--- Start EXCERPTED RECORDS ---

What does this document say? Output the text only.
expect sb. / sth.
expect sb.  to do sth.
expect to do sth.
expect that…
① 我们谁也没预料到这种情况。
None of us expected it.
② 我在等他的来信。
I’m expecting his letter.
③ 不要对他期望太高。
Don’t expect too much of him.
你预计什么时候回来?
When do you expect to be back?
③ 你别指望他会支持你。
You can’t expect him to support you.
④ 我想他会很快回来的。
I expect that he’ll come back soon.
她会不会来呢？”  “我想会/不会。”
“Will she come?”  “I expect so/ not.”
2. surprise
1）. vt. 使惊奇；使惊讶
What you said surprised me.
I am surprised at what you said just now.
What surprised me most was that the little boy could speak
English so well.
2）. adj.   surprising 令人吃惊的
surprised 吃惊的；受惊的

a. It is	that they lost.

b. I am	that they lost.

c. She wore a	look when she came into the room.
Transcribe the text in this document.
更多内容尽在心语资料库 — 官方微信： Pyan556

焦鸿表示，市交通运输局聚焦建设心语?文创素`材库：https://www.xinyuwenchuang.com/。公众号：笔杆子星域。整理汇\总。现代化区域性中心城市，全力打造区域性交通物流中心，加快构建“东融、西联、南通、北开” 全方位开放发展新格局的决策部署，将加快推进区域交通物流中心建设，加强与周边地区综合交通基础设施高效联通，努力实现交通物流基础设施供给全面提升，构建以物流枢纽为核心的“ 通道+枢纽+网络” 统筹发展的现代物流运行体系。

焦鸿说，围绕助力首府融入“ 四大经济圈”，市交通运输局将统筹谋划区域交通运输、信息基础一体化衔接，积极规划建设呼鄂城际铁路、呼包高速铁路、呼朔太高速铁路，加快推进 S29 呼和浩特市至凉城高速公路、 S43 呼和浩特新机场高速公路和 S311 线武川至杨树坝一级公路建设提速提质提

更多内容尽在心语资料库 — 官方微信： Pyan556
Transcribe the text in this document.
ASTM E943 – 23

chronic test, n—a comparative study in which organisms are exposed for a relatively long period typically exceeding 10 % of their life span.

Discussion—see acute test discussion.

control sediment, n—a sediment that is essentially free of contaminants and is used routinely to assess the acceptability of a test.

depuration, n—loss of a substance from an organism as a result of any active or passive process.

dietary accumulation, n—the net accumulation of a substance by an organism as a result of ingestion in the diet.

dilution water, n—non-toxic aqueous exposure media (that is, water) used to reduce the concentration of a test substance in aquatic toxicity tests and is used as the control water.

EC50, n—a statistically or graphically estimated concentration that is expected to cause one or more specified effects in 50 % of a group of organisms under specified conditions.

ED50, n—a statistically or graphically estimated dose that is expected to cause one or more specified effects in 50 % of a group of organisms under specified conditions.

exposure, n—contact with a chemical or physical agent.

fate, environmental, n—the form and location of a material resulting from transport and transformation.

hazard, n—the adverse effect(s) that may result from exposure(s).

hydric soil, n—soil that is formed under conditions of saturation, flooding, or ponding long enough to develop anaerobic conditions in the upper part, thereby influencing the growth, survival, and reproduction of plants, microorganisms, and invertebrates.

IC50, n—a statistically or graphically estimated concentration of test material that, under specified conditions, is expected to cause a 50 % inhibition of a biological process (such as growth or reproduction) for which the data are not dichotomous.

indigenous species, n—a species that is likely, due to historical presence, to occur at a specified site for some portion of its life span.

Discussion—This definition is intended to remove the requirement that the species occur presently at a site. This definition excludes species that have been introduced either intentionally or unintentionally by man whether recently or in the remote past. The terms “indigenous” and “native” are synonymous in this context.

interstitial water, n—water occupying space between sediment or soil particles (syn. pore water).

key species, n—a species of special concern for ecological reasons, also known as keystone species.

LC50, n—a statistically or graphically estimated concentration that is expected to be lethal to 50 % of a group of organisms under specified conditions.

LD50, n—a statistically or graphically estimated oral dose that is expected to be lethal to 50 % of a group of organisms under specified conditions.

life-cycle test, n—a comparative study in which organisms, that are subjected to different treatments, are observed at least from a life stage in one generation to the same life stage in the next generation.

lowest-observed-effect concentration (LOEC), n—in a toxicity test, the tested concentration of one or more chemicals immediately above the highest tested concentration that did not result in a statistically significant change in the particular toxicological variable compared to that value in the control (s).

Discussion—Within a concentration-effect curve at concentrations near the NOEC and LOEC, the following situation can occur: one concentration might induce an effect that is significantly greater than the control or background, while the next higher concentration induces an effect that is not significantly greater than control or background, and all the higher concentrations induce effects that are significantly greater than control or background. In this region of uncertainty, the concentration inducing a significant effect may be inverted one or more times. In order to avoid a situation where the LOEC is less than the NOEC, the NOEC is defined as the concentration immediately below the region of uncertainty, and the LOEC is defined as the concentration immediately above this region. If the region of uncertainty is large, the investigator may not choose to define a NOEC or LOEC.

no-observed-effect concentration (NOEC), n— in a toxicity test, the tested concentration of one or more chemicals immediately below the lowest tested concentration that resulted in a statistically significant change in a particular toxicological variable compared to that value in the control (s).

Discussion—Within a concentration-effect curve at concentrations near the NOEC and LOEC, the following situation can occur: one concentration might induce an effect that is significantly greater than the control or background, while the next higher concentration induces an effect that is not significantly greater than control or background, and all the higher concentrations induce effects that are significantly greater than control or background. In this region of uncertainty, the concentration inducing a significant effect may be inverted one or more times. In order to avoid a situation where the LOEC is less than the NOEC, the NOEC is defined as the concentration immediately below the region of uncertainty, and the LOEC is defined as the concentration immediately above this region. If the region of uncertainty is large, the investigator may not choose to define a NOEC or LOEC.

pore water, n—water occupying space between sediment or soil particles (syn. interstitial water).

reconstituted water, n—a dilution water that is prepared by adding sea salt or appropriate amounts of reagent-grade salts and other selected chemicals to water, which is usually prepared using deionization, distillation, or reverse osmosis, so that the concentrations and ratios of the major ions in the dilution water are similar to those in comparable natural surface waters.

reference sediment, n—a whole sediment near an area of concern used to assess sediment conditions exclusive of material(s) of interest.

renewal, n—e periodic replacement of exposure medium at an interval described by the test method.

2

--- End EXCERPTED RECORDS ---

Write out the entries above once more, without altering anything.

What does this document say? Output the text only.
expect sb. / sth.
expect sb.  to do sth.
expect to do sth.
expect that…
① 我们谁也没预料到这种情况。
None of us expected it.
② 我在等他的来信。
I’m expecting his letter.
③ 不要对他期望太高。
Don’t expect too much of him.
你预计什么时候回来?
When do you expect to be back?
③ 你别指望他会支持你。
You can’t expect him to support you.
④ 我想他会很快回来的。
I expect that he’ll come back soon.
她会不会来呢？”  “我想会/不会。”
“Will she come?”  “I expect so/ not.”
2. surprise
1）. vt. 使惊奇；使惊讶
What you said surprised me.
I am surprised at what you said just now.
What surprised me most was that the little boy could speak
English so well.
2）. adj.   surprising 令人吃惊的
surprised 吃惊的；受惊的

a. It is	that they lost.

b. I am	that they lost.

c. She wore a	look when she came into the room.
Transcribe the text in this document.
更多内容尽在心语资料库 — 官方微信： Pyan556

焦鸿表示，市交通运输局聚焦建设心语?文创素`材库：https://www.xinyuwenchuang.com/。公众号：笔杆子星域。整理汇\总。现代化区域性中心城市，全力打造区域性交通物流中心，加快构建“东融、西联、南通、北开” 全方位开放发展新格局的决策部署，将加快推进区域交通物流中心建设，加强与周边地区综合交通基础设施高效联通，努力实现交通物流基础设施供给全面提升，构建以物流枢纽为核心的“ 通道+枢纽+网络” 统筹发展的现代物流运行体系。

焦鸿说，围绕助力首府融入“ 四大经济圈”，市交通运输局将统筹谋划区域交通运输、信息基础一体化衔接，积极规划建设呼鄂城际铁路、呼包高速铁路、呼朔太高速铁路，加快推进 S29 呼和浩特市至凉城高速公路、 S43 呼和浩特新机场高速公路和 S311 线武川至杨树坝一级公路建设提速提质提

更多内容尽在心语资料库 — 官方微信： Pyan556
Transcribe the text in this document.
ASTM E943 – 23

chronic test, n—a comparative study in which organisms are exposed for a relatively long period typically exceeding 10 % of their life span.

Discussion—see acute test discussion.

control sediment, n—a sediment that is essentially free of contaminants and is used routinely to assess the acceptability of a test.

depuration, n—loss of a substance from an organism as a result of any active or passive process.

dietary accumulation, n—the net accumulation of a substance by an organism as a result of ingestion in the diet.

dilution water, n—non-toxic aqueous exposure media (that is, water) used to reduce the concentration of a test substance in aquatic toxicity tests and is used as the control water.

EC50, n—a statistically or graphically estimated concentration that is expected to cause one or more specified effects in 50 % of a group of organisms under specified conditions.

ED50, n—a statistically or graphically estimated dose that is expected to cause one or more specified effects in 50 % of a group of organisms under specified conditions.

exposure, n—contact with a chemical or physical agent.

fate, environmental, n—the form and location of a material resulting from transport and transformation.

hazard, n—the adverse effect(s) that may result from exposure(s).

hydric soil, n—soil that is formed under conditions of saturation, flooding, or ponding long enough to develop anaerobic conditions in the upper part, thereby influencing the growth, survival, and reproduction of plants, microorganisms, and invertebrates.

IC50, n—a statistically or graphically estimated concentration of test material that, under specified conditions, is expected to cause a 50 % inhibition of a biological process (such as growth or reproduction) for which the data are not dichotomous.

indigenous species, n—a species that is likely, due to historical presence, to occur at a specified site for some portion of its life span.

Discussion—This definition is intended to remove the requirement that the species occur presently at a site. This definition excludes species that have been introduced either intentionally or unintentionally by man whether recently or in the remote past. The terms “indigenous” and “native” are synonymous in this context.

interstitial water, n—water occupying space between sediment or soil particles (syn. pore water).

key species, n—a species of special concern for ecological reasons, also known as keystone species.

LC50, n—a statistically or graphically estimated concentration that is expected to be lethal to 50 % of a group of organisms under specified conditions.

LD50, n—a statistically or graphically estimated oral dose that is expected to be lethal to 50 % of a group of organisms under specified conditions.

life-cycle test, n—a comparative study in which organisms, that are subjected to different treatments, are observed at least from a life stage in one generation to the same life stage in the next generation.

lowest-observed-effect concentration (LOEC), n—in a toxicity test, the tested concentration of one or more chemicals immediately above the highest tested concentration that did not result in a statistically significant change in the particular toxicological variable compared to that value in the control (s).

Discussion—Within a concentration-effect curve at concentrations near the NOEC and LOEC, the following situation can occur: one concentration might induce an effect that is significantly greater than the control or background, while the next higher concentration induces an effect that is not significantly greater than control or background, and all the higher concentrations induce effects that are significantly greater than control or background. In this region of uncertainty, the concentration inducing a significant effect may be inverted one or more times. In order to avoid a situation where the LOEC is less than the NOEC, the NOEC is defined as the concentration immediately below the region of uncertainty, and the LOEC is defined as the concentration immediately above this region. If the region of uncertainty is large, the investigator may not choose to define a NOEC or LOEC.

no-observed-effect concentration (NOEC), n— in a toxicity test, the tested concentration of one or more chemicals immediately below the lowest tested concentration that resulted in a statistically significant change in a particular toxicological variable compared to that value in the control (s).

Discussion—Within a concentration-effect curve at concentrations near the NOEC and LOEC, the following situation can occur: one concentration might induce an effect that is significantly greater than the control or background, while the next higher concentration induces an effect that is not significantly greater than control or background, and all the higher concentrations induce effects that are significantly greater than control or background. In this region of uncertainty, the concentration inducing a significant effect may be inverted one or more times. In order to avoid a situation where the LOEC is less than the NOEC, the NOEC is defined as the concentration immediately below the region of uncertainty, and the LOEC is defined as the concentration immediately above this region. If the region of uncertainty is large, the investigator may not choose to define a NOEC or LOEC.

pore water, n—water occupying space between sediment or soil particles (syn. interstitial water).

reconstituted water, n—a dilution water that is prepared by adding sea salt or appropriate amounts of reagent-grade salts and other selected chemicals to water, which is usually prepared using deionization, distillation, or reverse osmosis, so that the concentrations and ratios of the major ions in the dilution water are similar to those in comparable natural surface waters.

reference sediment, n—a whole sediment near an area of concern used to assess sediment conditions exclusive of material(s) of interest.

renewal, n—e periodic replacement of exposure medium at an interval described by the test method.

2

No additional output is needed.